» **Text section**:
Follow-up to codex review of the immediate-title fixes:

- Use a dedicated title AbortController instead of `job.abortController`. The
  latter is also aborted by `completeJob` on *successful* completion, which
  cancelled any title slower than a short response. The title is now cancelled
  only on a real user Stop or when the stream is replaced; a completed-then-
  aborted title is discarded (no save, cache cleared) rather than persisted.
- Reset (not remove) the post-completion title query: `resetQueries` refetches
  the mounted observer with a fresh retry budget, whereas `removeQueries` left it
  stuck in its error state, so the promised post-completion cycle never ran.
- Run the job-replacement check before resolving `convoReady`, and on a replaced
  stream cancel/discard the stale title so a discarded prompt can't persist a title.

* 🧷 fix: Tighten title abort ordering and endpoint-level timing resolution

Follow-up to codex review:

- Abort the title controller before resolving `convoReady` on a stopped turn, so
  the title task can't resume and persist before the later abort.
- Cancel the title and unblock its waits on ANY send failure (not just user
  aborts): a preflight/quota failure before the run exists otherwise hangs
  `_waitForRun`, deferring client disposal until the 45s title timeout.

Dataset items

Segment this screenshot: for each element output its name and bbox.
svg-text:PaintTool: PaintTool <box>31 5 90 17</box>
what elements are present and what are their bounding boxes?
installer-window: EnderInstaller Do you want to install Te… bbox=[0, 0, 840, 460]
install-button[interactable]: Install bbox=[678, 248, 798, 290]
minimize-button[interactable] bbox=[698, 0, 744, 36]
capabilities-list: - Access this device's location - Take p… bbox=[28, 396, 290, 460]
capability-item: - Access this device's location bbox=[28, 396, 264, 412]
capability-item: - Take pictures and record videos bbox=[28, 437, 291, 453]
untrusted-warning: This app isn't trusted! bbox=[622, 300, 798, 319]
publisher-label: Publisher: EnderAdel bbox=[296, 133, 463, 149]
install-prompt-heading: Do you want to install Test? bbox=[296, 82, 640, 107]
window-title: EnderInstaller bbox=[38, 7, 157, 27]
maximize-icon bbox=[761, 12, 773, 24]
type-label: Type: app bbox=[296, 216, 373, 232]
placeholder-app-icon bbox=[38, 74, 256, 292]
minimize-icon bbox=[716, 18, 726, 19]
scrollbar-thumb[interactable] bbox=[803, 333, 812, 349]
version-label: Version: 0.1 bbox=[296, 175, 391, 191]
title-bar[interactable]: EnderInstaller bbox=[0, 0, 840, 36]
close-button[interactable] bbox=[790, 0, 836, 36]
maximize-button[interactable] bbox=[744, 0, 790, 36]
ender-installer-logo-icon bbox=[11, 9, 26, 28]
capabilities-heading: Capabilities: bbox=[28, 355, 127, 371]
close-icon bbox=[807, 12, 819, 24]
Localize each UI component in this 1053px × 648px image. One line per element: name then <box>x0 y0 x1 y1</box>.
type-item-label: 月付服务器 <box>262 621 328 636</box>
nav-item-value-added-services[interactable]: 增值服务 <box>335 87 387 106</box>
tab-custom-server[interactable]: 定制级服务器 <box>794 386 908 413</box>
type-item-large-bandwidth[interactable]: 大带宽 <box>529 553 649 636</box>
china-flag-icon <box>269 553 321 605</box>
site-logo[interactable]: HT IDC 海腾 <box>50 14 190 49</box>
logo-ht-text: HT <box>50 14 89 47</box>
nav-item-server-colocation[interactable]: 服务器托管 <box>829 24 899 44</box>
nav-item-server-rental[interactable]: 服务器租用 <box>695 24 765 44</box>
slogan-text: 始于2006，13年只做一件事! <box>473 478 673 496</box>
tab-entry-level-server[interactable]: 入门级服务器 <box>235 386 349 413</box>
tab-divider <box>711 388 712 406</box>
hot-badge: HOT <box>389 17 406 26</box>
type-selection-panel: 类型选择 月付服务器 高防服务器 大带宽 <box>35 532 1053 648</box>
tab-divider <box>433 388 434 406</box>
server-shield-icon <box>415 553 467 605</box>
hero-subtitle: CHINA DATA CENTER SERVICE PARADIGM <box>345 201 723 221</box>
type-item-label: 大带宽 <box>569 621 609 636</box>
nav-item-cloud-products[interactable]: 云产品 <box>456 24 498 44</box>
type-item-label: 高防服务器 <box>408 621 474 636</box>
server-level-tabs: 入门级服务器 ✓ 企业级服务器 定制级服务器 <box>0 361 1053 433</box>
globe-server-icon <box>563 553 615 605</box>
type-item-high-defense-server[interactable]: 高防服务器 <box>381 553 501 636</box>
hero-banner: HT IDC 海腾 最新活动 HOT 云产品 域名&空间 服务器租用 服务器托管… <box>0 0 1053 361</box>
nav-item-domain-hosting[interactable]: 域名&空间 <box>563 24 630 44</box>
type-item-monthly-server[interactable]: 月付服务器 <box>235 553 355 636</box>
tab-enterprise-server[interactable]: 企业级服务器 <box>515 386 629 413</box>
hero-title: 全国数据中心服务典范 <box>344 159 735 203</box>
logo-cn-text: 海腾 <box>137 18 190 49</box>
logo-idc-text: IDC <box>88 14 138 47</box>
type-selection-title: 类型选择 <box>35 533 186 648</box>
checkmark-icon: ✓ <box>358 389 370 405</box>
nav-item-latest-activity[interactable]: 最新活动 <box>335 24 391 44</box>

» **Instructions to follow**: Please revise the commit notes, starting with "- Cancel the" and going on through "45s title timeout.", so that "client disposal" becomes "cleanup of the client".

» **Final result**:
- Cancel the title and unblock its waits on ANY send failure (not just user
  aborts): a preflight/quota failure before the run exists otherwise hangs
  `_waitForRun`, deferring cleanup of the client until the 45s title timeout.